> The problem
Leave out the pictures and copy each record below exactly.

> Provided records
● ● ●
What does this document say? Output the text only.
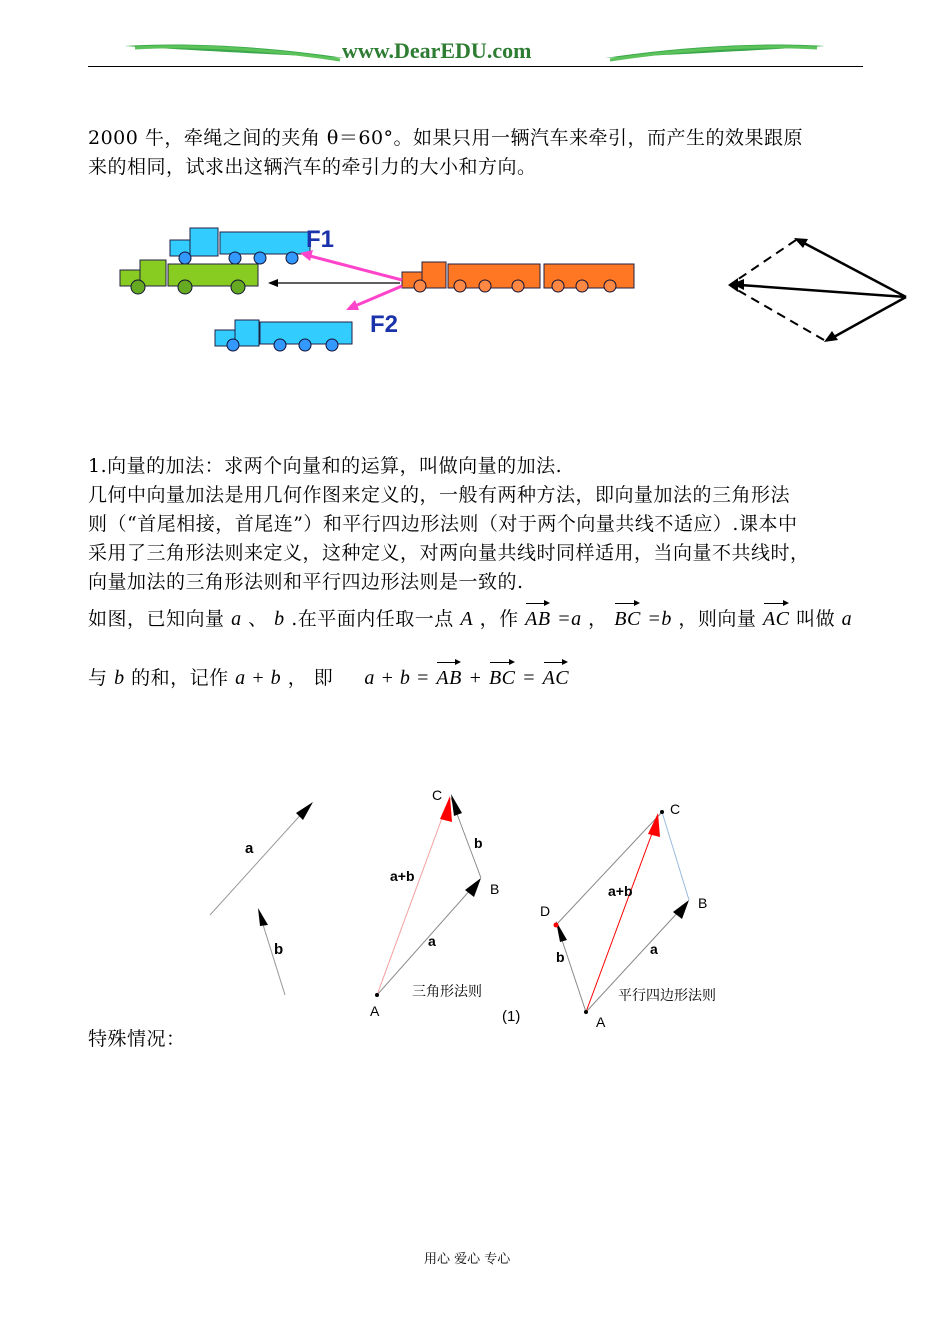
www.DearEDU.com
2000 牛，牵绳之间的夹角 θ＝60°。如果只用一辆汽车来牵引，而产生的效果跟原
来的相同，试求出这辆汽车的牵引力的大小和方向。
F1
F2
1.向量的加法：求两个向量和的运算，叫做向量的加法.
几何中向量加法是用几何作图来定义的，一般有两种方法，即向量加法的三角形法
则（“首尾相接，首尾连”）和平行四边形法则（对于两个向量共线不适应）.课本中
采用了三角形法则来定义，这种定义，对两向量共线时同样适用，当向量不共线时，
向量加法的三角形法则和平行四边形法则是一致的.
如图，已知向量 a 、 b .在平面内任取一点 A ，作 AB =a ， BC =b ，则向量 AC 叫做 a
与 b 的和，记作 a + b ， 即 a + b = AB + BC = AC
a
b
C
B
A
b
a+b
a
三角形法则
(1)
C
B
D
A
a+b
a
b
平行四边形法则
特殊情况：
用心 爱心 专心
● ● ●
> Complete answer
What does this document say? Output the text only.
www.DearEDU.com
2000 牛，牵绳之间的夹角 θ＝60°。如果只用一辆汽车来牵引，而产生的效果跟原
来的相同，试求出这辆汽车的牵引力的大小和方向。
F1
F2
1.向量的加法：求两个向量和的运算，叫做向量的加法.
几何中向量加法是用几何作图来定义的，一般有两种方法，即向量加法的三角形法
则（“首尾相接，首尾连”）和平行四边形法则（对于两个向量共线不适应）.课本中
采用了三角形法则来定义，这种定义，对两向量共线时同样适用，当向量不共线时，
向量加法的三角形法则和平行四边形法则是一致的.
如图，已知向量 a 、 b .在平面内任取一点 A ，作 AB =a ， BC =b ，则向量 AC 叫做 a
与 b 的和，记作 a + b ， 即 a + b = AB + BC = AC
a
b
C
B
A
b
a+b
a
三角形法则
(1)
C
B
D
A
a+b
a
b
平行四边形法则
特殊情况：
用心 爱心 专心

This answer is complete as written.